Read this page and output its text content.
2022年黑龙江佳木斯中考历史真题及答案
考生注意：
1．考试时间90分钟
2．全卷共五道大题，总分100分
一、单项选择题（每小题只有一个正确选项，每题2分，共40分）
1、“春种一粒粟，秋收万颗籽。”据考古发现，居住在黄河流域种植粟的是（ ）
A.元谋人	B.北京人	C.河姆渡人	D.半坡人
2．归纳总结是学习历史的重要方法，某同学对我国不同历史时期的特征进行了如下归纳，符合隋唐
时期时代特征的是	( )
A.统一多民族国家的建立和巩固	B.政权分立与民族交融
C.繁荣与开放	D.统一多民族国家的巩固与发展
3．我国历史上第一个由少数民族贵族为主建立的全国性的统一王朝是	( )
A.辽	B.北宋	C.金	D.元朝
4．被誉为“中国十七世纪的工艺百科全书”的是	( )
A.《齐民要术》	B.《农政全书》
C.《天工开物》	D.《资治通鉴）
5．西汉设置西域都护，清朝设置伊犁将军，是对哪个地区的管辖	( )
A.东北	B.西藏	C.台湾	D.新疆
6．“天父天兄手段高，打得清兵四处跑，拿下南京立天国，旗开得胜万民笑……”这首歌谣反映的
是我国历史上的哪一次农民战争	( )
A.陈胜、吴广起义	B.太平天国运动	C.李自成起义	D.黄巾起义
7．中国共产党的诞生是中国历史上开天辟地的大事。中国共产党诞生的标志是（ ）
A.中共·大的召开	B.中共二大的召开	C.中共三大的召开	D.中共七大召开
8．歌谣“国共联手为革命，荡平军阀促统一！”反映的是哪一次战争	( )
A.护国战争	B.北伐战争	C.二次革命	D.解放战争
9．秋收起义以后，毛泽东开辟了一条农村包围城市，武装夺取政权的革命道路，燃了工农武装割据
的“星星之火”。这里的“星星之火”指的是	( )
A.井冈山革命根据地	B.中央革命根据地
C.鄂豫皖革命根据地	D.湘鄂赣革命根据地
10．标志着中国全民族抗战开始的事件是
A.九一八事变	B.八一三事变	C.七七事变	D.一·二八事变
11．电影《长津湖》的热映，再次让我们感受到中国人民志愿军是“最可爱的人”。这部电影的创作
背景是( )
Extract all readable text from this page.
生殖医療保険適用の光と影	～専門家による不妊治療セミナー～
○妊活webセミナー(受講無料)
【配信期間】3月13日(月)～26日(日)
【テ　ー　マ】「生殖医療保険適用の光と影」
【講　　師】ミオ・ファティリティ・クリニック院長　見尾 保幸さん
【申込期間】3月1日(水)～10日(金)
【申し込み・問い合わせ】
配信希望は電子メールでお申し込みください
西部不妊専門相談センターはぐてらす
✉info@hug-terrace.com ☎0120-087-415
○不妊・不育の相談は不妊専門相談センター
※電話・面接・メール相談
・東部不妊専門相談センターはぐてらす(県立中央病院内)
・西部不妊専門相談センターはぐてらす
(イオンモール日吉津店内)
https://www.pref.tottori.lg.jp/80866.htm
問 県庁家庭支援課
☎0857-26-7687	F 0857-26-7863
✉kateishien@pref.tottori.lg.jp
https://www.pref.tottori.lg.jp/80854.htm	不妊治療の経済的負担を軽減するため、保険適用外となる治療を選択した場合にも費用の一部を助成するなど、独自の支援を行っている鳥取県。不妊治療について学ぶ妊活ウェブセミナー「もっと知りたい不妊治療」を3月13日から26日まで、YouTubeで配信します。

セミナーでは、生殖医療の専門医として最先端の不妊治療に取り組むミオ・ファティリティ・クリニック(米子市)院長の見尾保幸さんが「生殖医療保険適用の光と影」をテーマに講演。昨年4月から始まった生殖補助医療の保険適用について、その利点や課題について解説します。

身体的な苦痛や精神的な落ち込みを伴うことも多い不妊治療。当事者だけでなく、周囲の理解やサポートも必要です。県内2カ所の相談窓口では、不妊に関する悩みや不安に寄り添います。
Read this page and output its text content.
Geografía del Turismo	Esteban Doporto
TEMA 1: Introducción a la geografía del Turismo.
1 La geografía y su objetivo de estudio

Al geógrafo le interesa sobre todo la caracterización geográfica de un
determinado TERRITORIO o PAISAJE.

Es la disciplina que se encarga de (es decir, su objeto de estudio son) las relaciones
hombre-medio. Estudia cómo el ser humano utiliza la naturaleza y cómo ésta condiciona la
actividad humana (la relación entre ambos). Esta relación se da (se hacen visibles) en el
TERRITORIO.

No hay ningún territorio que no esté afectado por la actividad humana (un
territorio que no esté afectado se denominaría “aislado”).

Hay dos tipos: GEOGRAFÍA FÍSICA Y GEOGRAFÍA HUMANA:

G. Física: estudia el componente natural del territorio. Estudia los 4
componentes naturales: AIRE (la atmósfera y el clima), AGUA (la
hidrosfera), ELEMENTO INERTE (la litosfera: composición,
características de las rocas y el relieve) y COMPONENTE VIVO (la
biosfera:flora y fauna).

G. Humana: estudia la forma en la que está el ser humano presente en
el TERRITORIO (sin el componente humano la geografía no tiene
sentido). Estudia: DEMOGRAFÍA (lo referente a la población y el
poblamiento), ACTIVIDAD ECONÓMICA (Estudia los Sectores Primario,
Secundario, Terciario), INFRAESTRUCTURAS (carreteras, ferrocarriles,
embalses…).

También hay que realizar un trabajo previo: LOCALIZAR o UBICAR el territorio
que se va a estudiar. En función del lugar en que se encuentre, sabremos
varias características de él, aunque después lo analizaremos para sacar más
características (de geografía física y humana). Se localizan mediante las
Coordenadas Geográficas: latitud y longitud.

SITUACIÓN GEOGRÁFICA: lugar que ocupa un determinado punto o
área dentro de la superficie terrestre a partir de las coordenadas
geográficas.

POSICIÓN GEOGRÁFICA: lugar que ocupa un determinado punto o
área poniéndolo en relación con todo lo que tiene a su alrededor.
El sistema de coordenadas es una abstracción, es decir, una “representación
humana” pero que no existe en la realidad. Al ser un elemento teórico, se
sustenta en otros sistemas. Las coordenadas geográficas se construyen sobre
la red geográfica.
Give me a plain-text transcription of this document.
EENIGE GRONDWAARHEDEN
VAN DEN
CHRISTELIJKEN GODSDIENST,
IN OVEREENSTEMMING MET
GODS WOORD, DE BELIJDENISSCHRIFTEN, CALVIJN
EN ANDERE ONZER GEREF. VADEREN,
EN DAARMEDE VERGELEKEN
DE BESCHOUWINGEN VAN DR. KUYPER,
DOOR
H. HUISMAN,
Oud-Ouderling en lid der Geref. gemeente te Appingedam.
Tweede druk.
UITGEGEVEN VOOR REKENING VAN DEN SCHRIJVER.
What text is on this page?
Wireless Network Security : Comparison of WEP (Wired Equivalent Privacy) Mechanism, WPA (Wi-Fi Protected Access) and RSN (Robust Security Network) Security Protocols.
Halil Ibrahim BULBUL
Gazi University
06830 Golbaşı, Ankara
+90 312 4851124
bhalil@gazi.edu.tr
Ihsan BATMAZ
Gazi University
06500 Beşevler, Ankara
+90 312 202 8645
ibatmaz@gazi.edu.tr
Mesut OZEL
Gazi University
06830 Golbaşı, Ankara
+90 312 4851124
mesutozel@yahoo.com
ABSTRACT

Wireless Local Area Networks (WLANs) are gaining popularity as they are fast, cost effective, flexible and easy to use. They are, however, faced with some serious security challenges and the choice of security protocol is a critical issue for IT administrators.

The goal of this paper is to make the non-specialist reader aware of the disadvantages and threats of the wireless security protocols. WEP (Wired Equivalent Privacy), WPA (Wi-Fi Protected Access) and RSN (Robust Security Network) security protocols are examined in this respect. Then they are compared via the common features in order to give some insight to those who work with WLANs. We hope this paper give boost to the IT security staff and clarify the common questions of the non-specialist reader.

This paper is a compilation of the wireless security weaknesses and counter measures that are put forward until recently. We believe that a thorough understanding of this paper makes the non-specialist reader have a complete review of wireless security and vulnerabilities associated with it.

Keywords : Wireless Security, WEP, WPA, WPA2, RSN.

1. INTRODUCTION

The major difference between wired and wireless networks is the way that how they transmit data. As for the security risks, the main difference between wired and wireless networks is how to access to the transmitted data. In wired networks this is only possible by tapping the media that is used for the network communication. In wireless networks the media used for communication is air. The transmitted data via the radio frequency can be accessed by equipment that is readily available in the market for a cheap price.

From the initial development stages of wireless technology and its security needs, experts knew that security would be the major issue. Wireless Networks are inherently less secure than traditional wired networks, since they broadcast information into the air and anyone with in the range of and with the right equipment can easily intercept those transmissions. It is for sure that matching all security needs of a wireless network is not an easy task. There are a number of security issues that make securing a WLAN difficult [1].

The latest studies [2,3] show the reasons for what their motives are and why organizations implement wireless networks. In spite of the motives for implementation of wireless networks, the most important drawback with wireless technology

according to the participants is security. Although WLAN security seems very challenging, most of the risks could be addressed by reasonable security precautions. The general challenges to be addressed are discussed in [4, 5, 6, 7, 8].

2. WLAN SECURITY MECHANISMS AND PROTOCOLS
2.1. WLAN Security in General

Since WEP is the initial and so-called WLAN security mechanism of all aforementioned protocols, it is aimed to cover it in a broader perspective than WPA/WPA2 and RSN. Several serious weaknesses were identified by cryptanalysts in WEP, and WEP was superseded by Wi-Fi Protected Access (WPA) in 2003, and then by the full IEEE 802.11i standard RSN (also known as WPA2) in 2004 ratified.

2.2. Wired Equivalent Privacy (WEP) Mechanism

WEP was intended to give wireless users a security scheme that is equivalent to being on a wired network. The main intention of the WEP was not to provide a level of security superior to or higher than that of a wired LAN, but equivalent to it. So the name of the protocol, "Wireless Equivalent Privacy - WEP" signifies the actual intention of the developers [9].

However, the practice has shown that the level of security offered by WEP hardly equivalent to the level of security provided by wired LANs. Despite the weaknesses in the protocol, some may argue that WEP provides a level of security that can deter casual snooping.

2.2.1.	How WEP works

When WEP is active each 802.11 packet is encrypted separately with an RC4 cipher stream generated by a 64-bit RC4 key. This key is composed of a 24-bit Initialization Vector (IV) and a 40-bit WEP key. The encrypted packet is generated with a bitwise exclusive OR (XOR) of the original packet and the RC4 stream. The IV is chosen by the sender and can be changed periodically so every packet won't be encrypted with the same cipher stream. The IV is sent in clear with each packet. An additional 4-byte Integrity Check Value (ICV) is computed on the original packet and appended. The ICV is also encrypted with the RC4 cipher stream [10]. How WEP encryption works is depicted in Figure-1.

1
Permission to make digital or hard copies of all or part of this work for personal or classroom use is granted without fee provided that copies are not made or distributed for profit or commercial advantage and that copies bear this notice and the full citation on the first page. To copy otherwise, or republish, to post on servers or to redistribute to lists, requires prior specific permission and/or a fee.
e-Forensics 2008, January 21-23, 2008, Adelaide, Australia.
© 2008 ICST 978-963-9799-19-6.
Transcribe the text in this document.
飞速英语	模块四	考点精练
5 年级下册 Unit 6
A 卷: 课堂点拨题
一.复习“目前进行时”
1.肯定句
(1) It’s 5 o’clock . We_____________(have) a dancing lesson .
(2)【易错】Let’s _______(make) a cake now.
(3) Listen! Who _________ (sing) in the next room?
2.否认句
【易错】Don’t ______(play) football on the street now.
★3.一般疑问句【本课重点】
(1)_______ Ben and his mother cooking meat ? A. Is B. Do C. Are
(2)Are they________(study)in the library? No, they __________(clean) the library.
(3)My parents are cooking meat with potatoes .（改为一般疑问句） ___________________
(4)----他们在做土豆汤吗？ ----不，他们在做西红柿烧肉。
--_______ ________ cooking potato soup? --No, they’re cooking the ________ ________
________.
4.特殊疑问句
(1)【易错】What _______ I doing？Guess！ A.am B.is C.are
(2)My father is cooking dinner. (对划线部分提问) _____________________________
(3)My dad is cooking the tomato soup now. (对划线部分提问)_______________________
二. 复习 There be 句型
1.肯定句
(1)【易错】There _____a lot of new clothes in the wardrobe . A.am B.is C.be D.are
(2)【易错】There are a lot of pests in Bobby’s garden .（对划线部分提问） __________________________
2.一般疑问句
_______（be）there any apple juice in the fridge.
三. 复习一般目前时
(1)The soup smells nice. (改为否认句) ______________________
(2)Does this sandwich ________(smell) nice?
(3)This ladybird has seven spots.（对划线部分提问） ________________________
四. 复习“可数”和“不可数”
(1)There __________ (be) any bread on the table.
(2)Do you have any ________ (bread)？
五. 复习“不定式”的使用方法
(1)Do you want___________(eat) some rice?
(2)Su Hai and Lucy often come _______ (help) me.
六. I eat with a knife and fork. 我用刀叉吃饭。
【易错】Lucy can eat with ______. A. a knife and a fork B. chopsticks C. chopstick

──────────────────────────────

• _Instructions to follow_: Identify and copy lines that hold the string "ファティリティ".

• _Answer to the task_:
【講　　師】ミオ・ファティリティ・クリニック院長　見尾 保幸さん
セミナーでは、生殖医療の専門医として最先端の不妊治療に取り組むミオ・ファティリティ・クリニック(米子市)院長の見尾保幸さんが「生殖医療保険適用の光と影」をテーマに講演。昨年4月から始まった生殖補助医療の保険適用について、その利点や課題について解説します。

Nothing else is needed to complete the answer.